## WRITTEN TASK
Transcribe all the records with complete accuracy.

## TASK INPUTS

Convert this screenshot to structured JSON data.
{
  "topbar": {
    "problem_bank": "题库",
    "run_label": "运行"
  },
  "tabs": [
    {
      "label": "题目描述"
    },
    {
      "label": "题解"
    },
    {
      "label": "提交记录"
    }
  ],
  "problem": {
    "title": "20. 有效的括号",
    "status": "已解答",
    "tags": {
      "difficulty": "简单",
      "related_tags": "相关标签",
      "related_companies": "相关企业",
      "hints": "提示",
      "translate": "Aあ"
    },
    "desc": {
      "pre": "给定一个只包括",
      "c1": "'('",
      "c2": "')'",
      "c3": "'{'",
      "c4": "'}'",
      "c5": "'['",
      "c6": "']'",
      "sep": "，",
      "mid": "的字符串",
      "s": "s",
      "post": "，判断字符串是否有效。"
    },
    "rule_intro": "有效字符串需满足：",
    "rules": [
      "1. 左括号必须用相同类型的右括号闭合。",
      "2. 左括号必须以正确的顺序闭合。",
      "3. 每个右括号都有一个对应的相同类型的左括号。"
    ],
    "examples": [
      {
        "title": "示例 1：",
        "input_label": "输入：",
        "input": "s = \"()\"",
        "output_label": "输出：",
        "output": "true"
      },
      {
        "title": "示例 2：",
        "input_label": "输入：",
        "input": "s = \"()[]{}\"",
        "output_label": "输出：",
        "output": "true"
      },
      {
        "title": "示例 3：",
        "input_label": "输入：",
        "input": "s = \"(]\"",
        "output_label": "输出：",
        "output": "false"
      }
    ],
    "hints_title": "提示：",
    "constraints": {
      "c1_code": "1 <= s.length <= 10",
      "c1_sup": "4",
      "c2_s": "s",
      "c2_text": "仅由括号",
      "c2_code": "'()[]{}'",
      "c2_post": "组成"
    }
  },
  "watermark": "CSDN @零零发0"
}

## RESULT
Convert this screenshot to structured JSON data.
{
  "topbar": {
    "problem_bank": "题库",
    "run_label": "运行"
  },
  "tabs": [
    {
      "label": "题目描述"
    },
    {
      "label": "题解"
    },
    {
      "label": "提交记录"
    }
  ],
  "problem": {
    "title": "20. 有效的括号",
    "status": "已解答",
    "tags": {
      "difficulty": "简单",
      "related_tags": "相关标签",
      "related_companies": "相关企业",
      "hints": "提示",
      "translate": "Aあ"
    },
    "desc": {
      "pre": "给定一个只包括",
      "c1": "'('",
      "c2": "')'",
      "c3": "'{'",
      "c4": "'}'",
      "c5": "'['",
      "c6": "']'",
      "sep": "，",
      "mid": "的字符串",
      "s": "s",
      "post": "，判断字符串是否有效。"
    },
    "rule_intro": "有效字符串需满足：",
    "rules": [
      "1. 左括号必须用相同类型的右括号闭合。",
      "2. 左括号必须以正确的顺序闭合。",
      "3. 每个右括号都有一个对应的相同类型的左括号。"
    ],
    "examples": [
      {
        "title": "示例 1：",
        "input_label": "输入：",
        "input": "s = \"()\"",
        "output_label": "输出：",
        "output": "true"
      },
      {
        "title": "示例 2：",
        "input_label": "输入：",
        "input": "s = \"()[]{}\"",
        "output_label": "输出：",
        "output": "true"
      },
      {
        "title": "示例 3：",
        "input_label": "输入：",
        "input": "s = \"(]\"",
        "output_label": "输出：",
        "output": "false"
      }
    ],
    "hints_title": "提示：",
    "constraints": {
      "c1_code": "1 <= s.length <= 10",
      "c1_sup": "4",
      "c2_s": "s",
      "c2_text": "仅由括号",
      "c2_code": "'()[]{}'",
      "c2_post": "组成"
    }
  },
  "watermark": "CSDN @零零发0"
}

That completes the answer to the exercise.